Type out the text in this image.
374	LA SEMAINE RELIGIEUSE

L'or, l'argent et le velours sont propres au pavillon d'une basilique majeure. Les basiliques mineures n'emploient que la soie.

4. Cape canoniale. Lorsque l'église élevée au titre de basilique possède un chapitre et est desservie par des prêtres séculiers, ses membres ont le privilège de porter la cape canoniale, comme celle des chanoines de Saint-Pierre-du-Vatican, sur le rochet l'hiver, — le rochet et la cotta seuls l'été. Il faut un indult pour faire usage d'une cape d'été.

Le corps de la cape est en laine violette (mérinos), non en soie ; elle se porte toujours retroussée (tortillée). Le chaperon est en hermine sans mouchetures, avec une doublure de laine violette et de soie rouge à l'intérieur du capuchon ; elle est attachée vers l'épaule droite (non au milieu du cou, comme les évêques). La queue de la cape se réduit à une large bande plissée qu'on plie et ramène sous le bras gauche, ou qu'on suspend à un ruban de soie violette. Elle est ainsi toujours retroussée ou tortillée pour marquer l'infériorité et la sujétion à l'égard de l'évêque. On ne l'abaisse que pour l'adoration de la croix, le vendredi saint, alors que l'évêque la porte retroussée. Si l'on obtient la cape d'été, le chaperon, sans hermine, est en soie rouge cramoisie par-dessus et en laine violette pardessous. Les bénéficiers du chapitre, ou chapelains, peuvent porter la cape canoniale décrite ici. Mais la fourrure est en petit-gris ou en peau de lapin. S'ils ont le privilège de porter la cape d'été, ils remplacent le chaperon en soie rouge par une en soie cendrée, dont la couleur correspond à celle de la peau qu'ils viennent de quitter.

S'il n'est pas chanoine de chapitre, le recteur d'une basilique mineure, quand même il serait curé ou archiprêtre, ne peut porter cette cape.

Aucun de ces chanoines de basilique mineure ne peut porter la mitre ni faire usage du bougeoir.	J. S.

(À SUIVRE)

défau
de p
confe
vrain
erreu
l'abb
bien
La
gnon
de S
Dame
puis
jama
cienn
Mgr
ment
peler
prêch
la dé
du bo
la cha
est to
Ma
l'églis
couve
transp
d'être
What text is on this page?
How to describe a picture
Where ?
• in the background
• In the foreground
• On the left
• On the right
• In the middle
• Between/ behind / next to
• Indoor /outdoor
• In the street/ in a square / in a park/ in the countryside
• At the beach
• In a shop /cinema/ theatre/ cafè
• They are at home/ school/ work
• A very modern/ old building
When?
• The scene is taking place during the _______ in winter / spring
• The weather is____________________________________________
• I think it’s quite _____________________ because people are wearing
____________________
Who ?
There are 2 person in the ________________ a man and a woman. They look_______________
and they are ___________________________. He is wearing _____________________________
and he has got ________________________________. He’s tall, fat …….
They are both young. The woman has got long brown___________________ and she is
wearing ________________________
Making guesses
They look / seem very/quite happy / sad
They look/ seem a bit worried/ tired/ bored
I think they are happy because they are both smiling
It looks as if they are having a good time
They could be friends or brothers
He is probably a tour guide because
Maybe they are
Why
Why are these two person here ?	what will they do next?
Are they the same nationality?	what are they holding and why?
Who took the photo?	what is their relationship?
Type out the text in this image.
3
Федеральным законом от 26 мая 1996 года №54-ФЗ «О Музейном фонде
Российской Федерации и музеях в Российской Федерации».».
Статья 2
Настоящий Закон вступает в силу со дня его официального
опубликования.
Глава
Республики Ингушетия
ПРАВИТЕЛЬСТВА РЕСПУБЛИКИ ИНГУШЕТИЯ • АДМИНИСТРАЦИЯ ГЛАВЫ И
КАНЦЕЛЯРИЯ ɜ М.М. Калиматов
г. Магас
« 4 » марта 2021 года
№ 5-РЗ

=====

Instructions for the task - Return the material in full, exactly as shown.

Finished task -
Type out the text in this image.
374	LA SEMAINE RELIGIEUSE

L'or, l'argent et le velours sont propres au pavillon d'une basilique majeure. Les basiliques mineures n'emploient que la soie.

4. Cape canoniale. Lorsque l'église élevée au titre de basilique possède un chapitre et est desservie par des prêtres séculiers, ses membres ont le privilège de porter la cape canoniale, comme celle des chanoines de Saint-Pierre-du-Vatican, sur le rochet l'hiver, — le rochet et la cotta seuls l'été. Il faut un indult pour faire usage d'une cape d'été.

Le corps de la cape est en laine violette (mérinos), non en soie ; elle se porte toujours retroussée (tortillée). Le chaperon est en hermine sans mouchetures, avec une doublure de laine violette et de soie rouge à l'intérieur du capuchon ; elle est attachée vers l'épaule droite (non au milieu du cou, comme les évêques). La queue de la cape se réduit à une large bande plissée qu'on plie et ramène sous le bras gauche, ou qu'on suspend à un ruban de soie violette. Elle est ainsi toujours retroussée ou tortillée pour marquer l'infériorité et la sujétion à l'égard de l'évêque. On ne l'abaisse que pour l'adoration de la croix, le vendredi saint, alors que l'évêque la porte retroussée. Si l'on obtient la cape d'été, le chaperon, sans hermine, est en soie rouge cramoisie par-dessus et en laine violette pardessous. Les bénéficiers du chapitre, ou chapelains, peuvent porter la cape canoniale décrite ici. Mais la fourrure est en petit-gris ou en peau de lapin. S'ils ont le privilège de porter la cape d'été, ils remplacent le chaperon en soie rouge par une en soie cendrée, dont la couleur correspond à celle de la peau qu'ils viennent de quitter.

S'il n'est pas chanoine de chapitre, le recteur d'une basilique mineure, quand même il serait curé ou archiprêtre, ne peut porter cette cape.

Aucun de ces chanoines de basilique mineure ne peut porter la mitre ni faire usage du bougeoir.	J. S.

(À SUIVRE)

défau
de p
confe
vrain
erreu
l'abb
bien
La
gnon
de S
Dame
puis
jama
cienn
Mgr
ment
peler
prêch
la dé
du bo
la cha
est to
Ma
l'églis
couve
transp
d'être
What text is on this page?
How to describe a picture
Where ?
• in the background
• In the foreground
• On the left
• On the right
• In the middle
• Between/ behind / next to
• Indoor /outdoor
• In the street/ in a square / in a park/ in the countryside
• At the beach
• In a shop /cinema/ theatre/ cafè
• They are at home/ school/ work
• A very modern/ old building
When?
• The scene is taking place during the _______ in winter / spring
• The weather is____________________________________________
• I think it’s quite _____________________ because people are wearing
____________________
Who ?
There are 2 person in the ________________ a man and a woman. They look_______________
and they are ___________________________. He is wearing _____________________________
and he has got ________________________________. He’s tall, fat …….
They are both young. The woman has got long brown___________________ and she is
wearing ________________________
Making guesses
They look / seem very/quite happy / sad
They look/ seem a bit worried/ tired/ bored
I think they are happy because they are both smiling
It looks as if they are having a good time
They could be friends or brothers
He is probably a tour guide because
Maybe they are
Why
Why are these two person here ?	what will they do next?
Are they the same nationality?	what are they holding and why?
Who took the photo?	what is their relationship?
Type out the text in this image.
3
Федеральным законом от 26 мая 1996 года №54-ФЗ «О Музейном фонде
Российской Федерации и музеях в Российской Федерации».».
Статья 2
Настоящий Закон вступает в силу со дня его официального
опубликования.
Глава
Республики Ингушетия
ПРАВИТЕЛЬСТВА РЕСПУБЛИКИ ИНГУШЕТИЯ • АДМИНИСТРАЦИЯ ГЛАВЫ И
КАНЦЕЛЯРИЯ ɜ М.М. Калиматов
г. Магас
« 4 » марта 2021 года
№ 5-РЗ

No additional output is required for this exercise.